Goal of the exercise
Extract exactly and only the lines from the one containing "Enumerate this screenshot's" through the end of the entries below. Pictures should not appear in the copy.
'''
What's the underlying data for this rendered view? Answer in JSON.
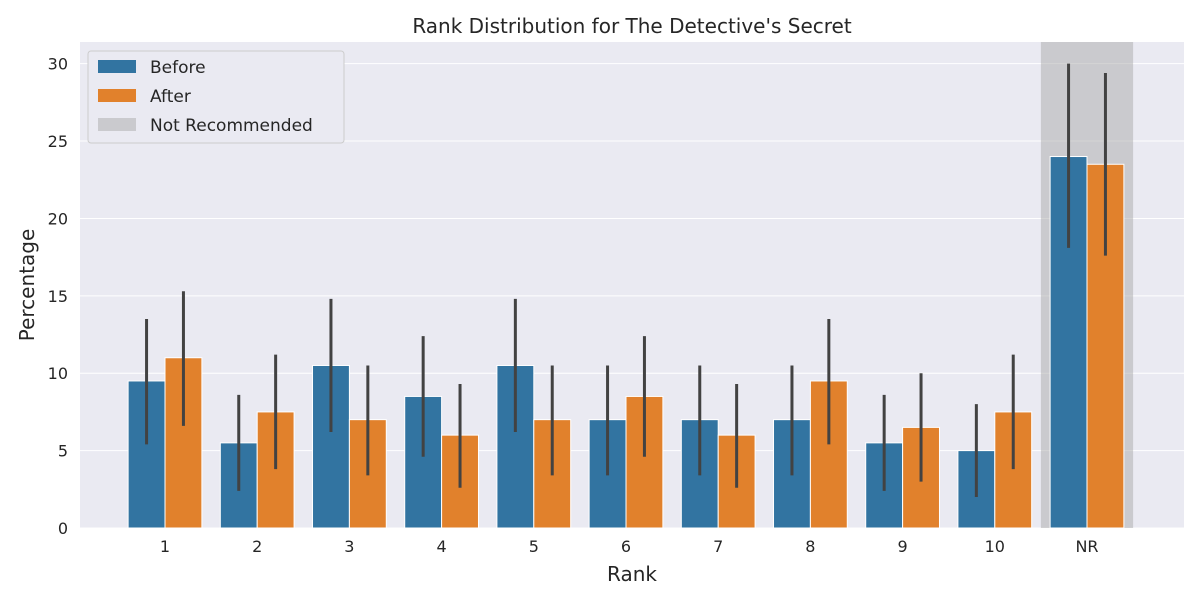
{
  "chart_data": {
    "type": "bar",
    "title": "Rank Distribution for The Detective's Secret",
    "xlabel": "Rank",
    "ylabel": "Percentage",
    "categories": [
      "1",
      "2",
      "3",
      "4",
      "5",
      "6",
      "7",
      "8",
      "9",
      "10",
      "NR"
    ],
    "ylim": [
      0,
      31.4
    ],
    "yticks": [
      0,
      5,
      10,
      15,
      20,
      25,
      30
    ],
    "grid": true,
    "legend_placement": "top-left",
    "series": [
      {
        "name": "Before",
        "color": "#3274a1",
        "values": [
          9.5,
          5.5,
          10.5,
          8.5,
          10.5,
          7.0,
          7.0,
          7.0,
          5.5,
          5.0,
          24.0
        ],
        "error_low": [
          5.4,
          2.4,
          6.2,
          4.6,
          6.2,
          3.4,
          3.4,
          3.4,
          2.4,
          2.0,
          18.1
        ],
        "error_high": [
          13.5,
          8.6,
          14.8,
          12.4,
          14.8,
          10.5,
          10.5,
          10.5,
          8.6,
          8.0,
          30.0
        ]
      },
      {
        "name": "After",
        "color": "#e1812c",
        "values": [
          11.0,
          7.5,
          7.0,
          6.0,
          7.0,
          8.5,
          6.0,
          9.5,
          6.5,
          7.5,
          23.5
        ],
        "error_low": [
          6.6,
          3.8,
          3.4,
          2.6,
          3.4,
          4.6,
          2.6,
          5.4,
          3.0,
          3.8,
          17.6
        ],
        "error_high": [
          15.3,
          11.2,
          10.5,
          9.3,
          10.5,
          12.4,
          9.3,
          13.5,
          10.0,
          11.2,
          29.4
        ]
      }
    ],
    "highlight": {
      "label": "Not Recommended",
      "category": "NR",
      "color": "#a9a9a9"
    }
  }
}
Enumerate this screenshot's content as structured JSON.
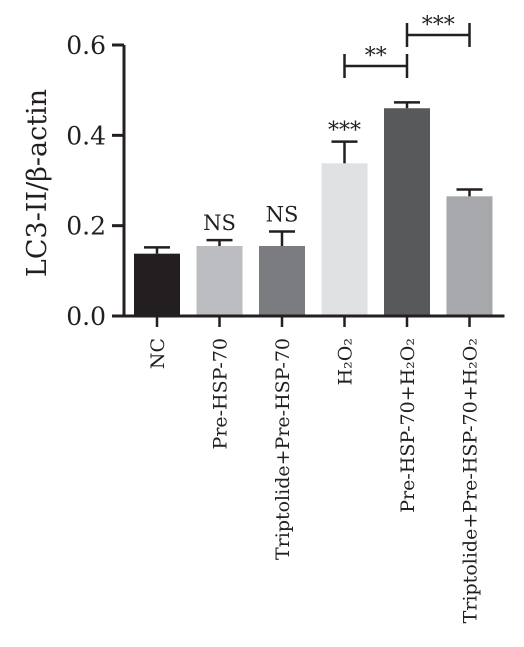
{
  "chart_data": {
    "type": "bar",
    "ylabel": "LC3-II/β-actin",
    "ylim": [
      0,
      0.6
    ],
    "yticks": [
      "0.0",
      "0.2",
      "0.4",
      "0.6"
    ],
    "yticks_values": [
      0,
      0.2,
      0.4,
      0.6
    ],
    "grid": false,
    "categories": [
      "NC",
      "Pre-HSP-70",
      "Triptolide+Pre-HSP-70",
      "H₂O₂",
      "Pre-HSP-70+H₂O₂",
      "Triptolide+Pre-HSP-70+H₂O₂"
    ],
    "values": [
      0.138,
      0.155,
      0.155,
      0.338,
      0.46,
      0.265
    ],
    "errors": [
      0.014,
      0.013,
      0.032,
      0.048,
      0.013,
      0.015
    ],
    "colors": [
      "#231f20",
      "#bcbdc0",
      "#7b7c80",
      "#e0e1e3",
      "#58595b",
      "#a7a8ab"
    ],
    "annotations_above_bars": [
      "",
      "NS",
      "NS",
      "***",
      "",
      ""
    ],
    "comparisons": [
      {
        "from": 3,
        "to": 4,
        "label": "**"
      },
      {
        "from": 4,
        "to": 5,
        "label": "***"
      }
    ]
  }
}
'''
Response to this task
Enumerate this screenshot's content as structured JSON.
{
  "chart_data": {
    "type": "bar",
    "ylabel": "LC3-II/β-actin",
    "ylim": [
      0,
      0.6
    ],
    "yticks": [
      "0.0",
      "0.2",
      "0.4",
      "0.6"
    ],
    "yticks_values": [
      0,
      0.2,
      0.4,
      0.6
    ],
    "grid": false,
    "categories": [
      "NC",
      "Pre-HSP-70",
      "Triptolide+Pre-HSP-70",
      "H₂O₂",
      "Pre-HSP-70+H₂O₂",
      "Triptolide+Pre-HSP-70+H₂O₂"
    ],
    "values": [
      0.138,
      0.155,
      0.155,
      0.338,
      0.46,
      0.265
    ],
    "errors": [
      0.014,
      0.013,
      0.032,
      0.048,
      0.013,
      0.015
    ],
    "colors": [
      "#231f20",
      "#bcbdc0",
      "#7b7c80",
      "#e0e1e3",
      "#58595b",
      "#a7a8ab"
    ],
    "annotations_above_bars": [
      "",
      "NS",
      "NS",
      "***",
      "",
      ""
    ],
    "comparisons": [
      {
        "from": 3,
        "to": 4,
        "label": "**"
      },
      {
        "from": 4,
        "to": 5,
        "label": "***"
      }
    ]
  }
}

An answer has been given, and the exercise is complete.